***** Data extract *****

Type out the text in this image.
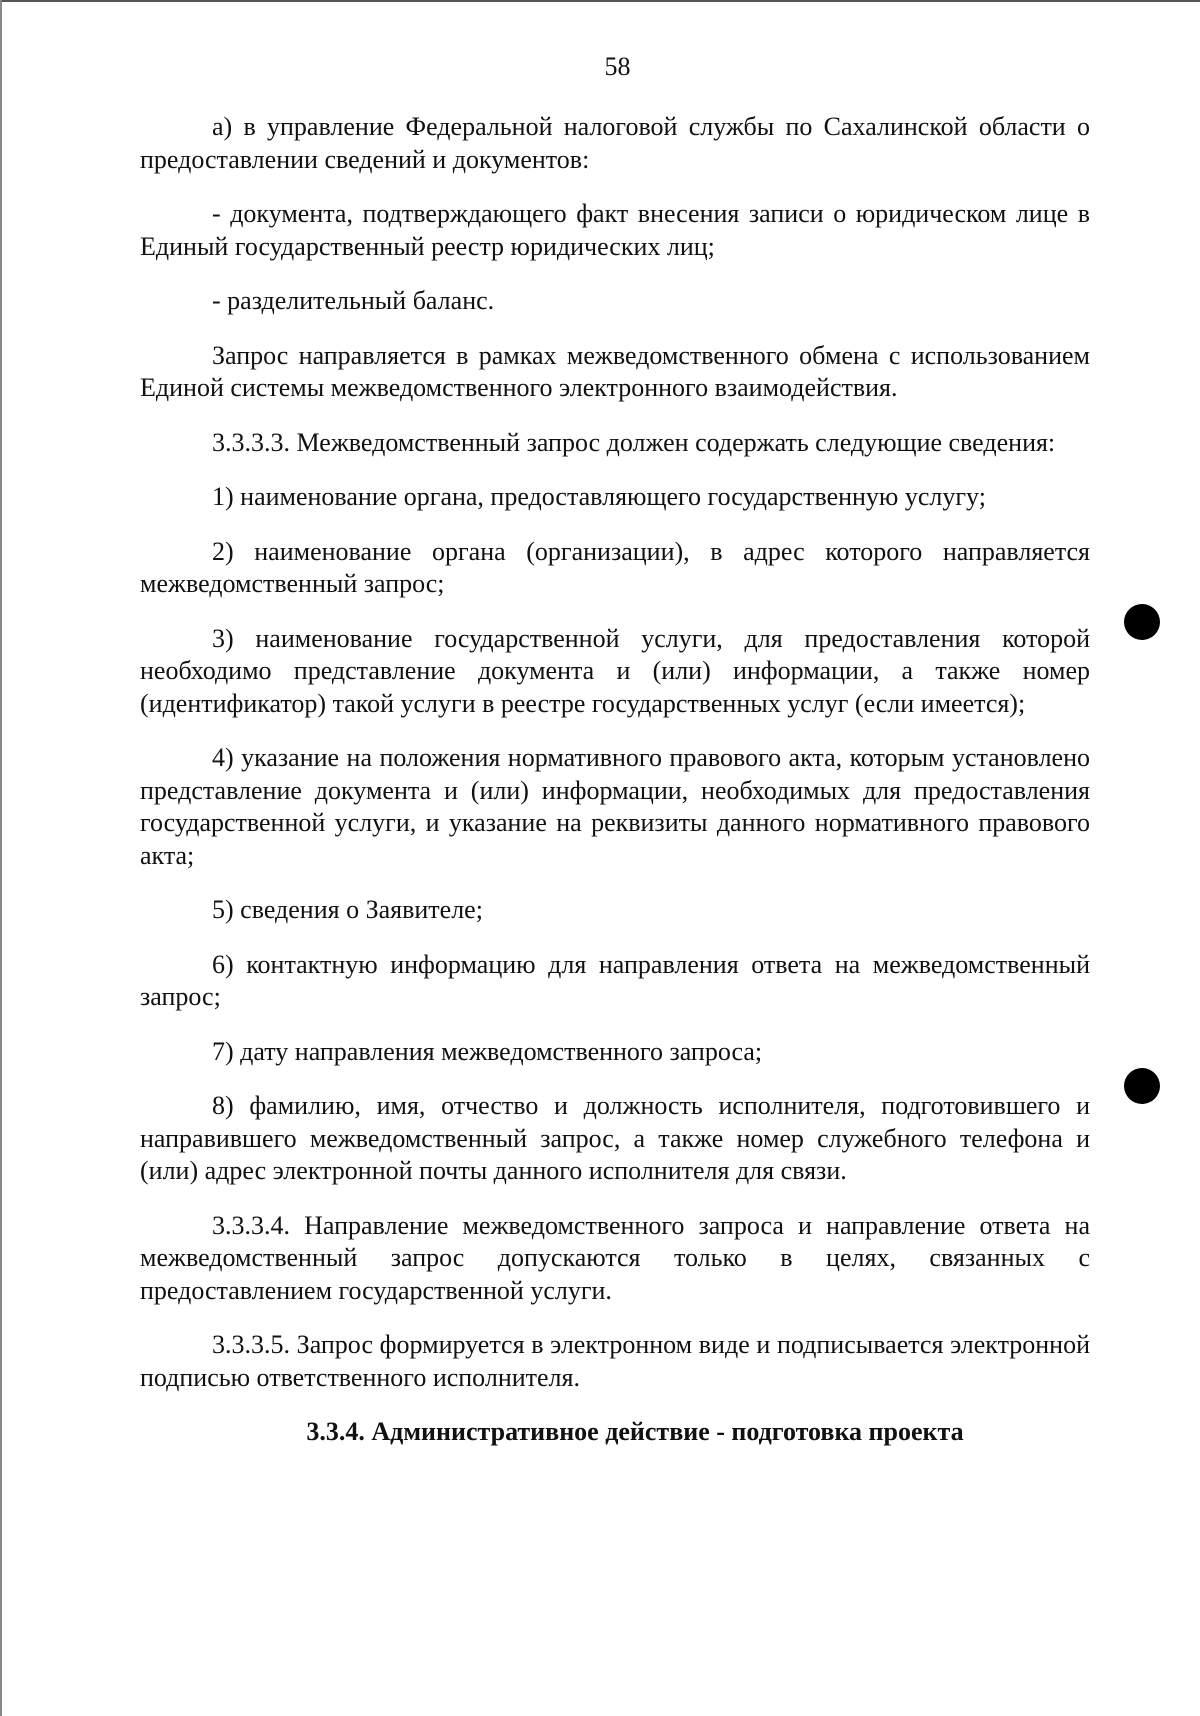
58

а) в управление Федеральной налоговой службы по Сахалинской области о предоставлении сведений и документов:

- документа, подтверждающего факт внесения записи о юридическом лице в Единый государственный реестр юридических лиц;

- разделительный баланс.

Запрос направляется в рамках межведомственного обмена с использованием Единой системы межведомственного электронного взаимодействия.

3.3.3.3. Межведомственный запрос должен содержать следующие сведения:

1) наименование органа, предоставляющего государственную услугу;

2) наименование органа (организации), в адрес которого направляется межведомственный запрос;

3) наименование государственной услуги, для предоставления которой необходимо представление документа и (или) информации, а также номер (идентификатор) такой услуги в реестре государственных услуг (если имеется);

4) указание на положения нормативного правового акта, которым установлено представление документа и (или) информации, необходимых для предоставления государственной услуги, и указание на реквизиты данного нормативного правового акта;

5) сведения о Заявителе;

6) контактную информацию для направления ответа на межведомственный запрос;

7) дату направления межведомственного запроса;

8) фамилию, имя, отчество и должность исполнителя, подготовившего и направившего межведомственный запрос, а также номер служебного телефона и (или) адрес электронной почты данного исполнителя для связи.

3.3.3.4. Направление межведомственного запроса и направление ответа на межведомственный запрос допускаются только в целях, связанных с предоставлением государственной услуги.

3.3.3.5. Запрос формируется в электронном виде и подписывается электронной подписью ответственного исполнителя.

3.3.4. Административное действие - подготовка проекта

*****

Written instruction: Tell how many lines above contain the word "исполнителя". Give the number alone.

Solution to the problem: 2